:: Data in this exercise ::
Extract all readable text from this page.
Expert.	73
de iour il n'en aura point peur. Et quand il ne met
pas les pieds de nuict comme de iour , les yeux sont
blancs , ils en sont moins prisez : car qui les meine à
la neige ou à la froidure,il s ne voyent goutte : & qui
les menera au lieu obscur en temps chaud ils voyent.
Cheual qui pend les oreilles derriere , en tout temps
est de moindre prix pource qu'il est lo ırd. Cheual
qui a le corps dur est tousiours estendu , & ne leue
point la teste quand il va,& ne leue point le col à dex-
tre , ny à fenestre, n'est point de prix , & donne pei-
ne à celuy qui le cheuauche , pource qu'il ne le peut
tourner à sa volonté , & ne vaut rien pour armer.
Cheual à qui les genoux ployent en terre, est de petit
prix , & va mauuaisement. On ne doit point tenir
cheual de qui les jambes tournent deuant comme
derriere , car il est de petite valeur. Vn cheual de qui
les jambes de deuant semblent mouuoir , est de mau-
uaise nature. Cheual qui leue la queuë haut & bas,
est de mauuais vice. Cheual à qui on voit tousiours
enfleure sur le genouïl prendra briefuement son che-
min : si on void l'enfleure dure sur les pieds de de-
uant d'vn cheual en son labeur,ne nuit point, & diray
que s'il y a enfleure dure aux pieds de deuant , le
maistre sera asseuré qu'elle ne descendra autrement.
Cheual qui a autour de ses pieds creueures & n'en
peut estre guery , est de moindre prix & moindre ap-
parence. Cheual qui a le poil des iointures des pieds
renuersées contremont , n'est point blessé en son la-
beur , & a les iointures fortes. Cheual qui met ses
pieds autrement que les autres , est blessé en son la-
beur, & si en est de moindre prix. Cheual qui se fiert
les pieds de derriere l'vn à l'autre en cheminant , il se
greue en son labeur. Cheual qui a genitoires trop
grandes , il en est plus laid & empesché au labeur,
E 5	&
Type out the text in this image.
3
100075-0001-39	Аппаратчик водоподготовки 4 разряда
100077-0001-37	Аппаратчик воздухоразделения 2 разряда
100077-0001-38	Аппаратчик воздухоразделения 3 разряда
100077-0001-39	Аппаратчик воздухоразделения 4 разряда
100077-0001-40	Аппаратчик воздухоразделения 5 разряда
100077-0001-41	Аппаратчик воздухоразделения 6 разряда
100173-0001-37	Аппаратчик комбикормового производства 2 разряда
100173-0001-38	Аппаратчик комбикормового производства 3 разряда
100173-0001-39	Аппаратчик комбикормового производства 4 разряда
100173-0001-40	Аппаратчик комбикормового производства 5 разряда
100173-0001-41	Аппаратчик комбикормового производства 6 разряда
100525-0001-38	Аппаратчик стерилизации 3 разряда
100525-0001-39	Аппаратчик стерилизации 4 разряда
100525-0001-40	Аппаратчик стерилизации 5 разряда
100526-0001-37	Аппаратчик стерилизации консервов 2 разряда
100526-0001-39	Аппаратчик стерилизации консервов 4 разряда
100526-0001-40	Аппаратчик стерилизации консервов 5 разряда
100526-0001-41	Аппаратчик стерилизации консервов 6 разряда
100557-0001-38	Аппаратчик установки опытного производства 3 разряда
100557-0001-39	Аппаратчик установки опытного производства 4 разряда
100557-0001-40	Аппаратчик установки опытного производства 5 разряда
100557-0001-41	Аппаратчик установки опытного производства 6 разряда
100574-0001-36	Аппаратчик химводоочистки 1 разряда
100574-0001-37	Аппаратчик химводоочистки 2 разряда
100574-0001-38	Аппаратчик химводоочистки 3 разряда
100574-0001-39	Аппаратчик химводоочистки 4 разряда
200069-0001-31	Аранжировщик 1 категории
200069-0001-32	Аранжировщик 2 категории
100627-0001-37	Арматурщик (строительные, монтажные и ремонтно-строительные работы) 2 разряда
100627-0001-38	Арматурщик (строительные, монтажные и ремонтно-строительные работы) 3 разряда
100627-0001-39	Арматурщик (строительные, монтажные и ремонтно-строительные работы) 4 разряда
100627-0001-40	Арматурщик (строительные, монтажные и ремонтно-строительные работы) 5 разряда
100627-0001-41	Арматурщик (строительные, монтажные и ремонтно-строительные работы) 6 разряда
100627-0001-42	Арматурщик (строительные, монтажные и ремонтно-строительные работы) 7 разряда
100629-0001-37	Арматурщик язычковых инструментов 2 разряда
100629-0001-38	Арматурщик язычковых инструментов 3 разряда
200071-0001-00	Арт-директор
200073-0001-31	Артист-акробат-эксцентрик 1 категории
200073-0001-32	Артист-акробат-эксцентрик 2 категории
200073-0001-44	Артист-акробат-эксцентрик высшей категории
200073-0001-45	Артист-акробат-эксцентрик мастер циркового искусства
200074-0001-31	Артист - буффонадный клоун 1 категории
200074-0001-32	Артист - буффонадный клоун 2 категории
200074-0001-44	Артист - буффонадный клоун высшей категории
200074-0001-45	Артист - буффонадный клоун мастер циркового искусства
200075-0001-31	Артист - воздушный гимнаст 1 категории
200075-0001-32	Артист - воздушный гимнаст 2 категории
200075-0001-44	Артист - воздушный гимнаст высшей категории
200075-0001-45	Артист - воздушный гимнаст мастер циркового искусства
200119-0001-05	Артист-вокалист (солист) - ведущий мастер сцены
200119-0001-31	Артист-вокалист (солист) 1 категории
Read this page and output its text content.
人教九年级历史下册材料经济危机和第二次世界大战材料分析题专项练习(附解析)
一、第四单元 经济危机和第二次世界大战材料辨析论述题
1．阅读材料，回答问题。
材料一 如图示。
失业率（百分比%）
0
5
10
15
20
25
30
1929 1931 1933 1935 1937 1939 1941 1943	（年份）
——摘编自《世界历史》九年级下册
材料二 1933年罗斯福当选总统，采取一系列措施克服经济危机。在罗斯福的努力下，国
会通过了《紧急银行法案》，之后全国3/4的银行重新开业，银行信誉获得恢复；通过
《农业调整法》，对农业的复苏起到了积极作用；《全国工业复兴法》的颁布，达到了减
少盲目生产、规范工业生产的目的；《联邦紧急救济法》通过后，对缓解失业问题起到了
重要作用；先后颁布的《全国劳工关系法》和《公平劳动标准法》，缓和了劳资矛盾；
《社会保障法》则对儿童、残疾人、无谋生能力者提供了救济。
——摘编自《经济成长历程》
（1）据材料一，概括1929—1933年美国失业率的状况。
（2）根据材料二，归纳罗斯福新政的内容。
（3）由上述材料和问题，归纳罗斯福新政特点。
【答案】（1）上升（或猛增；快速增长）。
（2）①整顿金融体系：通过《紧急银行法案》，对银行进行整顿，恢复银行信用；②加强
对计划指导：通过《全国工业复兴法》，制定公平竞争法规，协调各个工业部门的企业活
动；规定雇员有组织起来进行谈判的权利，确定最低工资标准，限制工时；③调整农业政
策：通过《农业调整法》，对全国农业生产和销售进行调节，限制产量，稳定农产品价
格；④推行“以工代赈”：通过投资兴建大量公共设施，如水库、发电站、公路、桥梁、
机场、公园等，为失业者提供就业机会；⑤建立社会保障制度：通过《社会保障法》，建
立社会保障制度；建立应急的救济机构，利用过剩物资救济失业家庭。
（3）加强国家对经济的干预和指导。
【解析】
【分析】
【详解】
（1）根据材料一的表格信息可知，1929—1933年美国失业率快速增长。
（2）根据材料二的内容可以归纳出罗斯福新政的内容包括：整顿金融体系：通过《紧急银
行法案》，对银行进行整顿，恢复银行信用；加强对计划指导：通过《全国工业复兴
:::
* Problem statement: Pick out the lines above that hold the string "blessé" and show them.

* Finished answer:
renuersées contremont , n'est point blessé en son la-
pieds autrement que les autres , est blessé en son la-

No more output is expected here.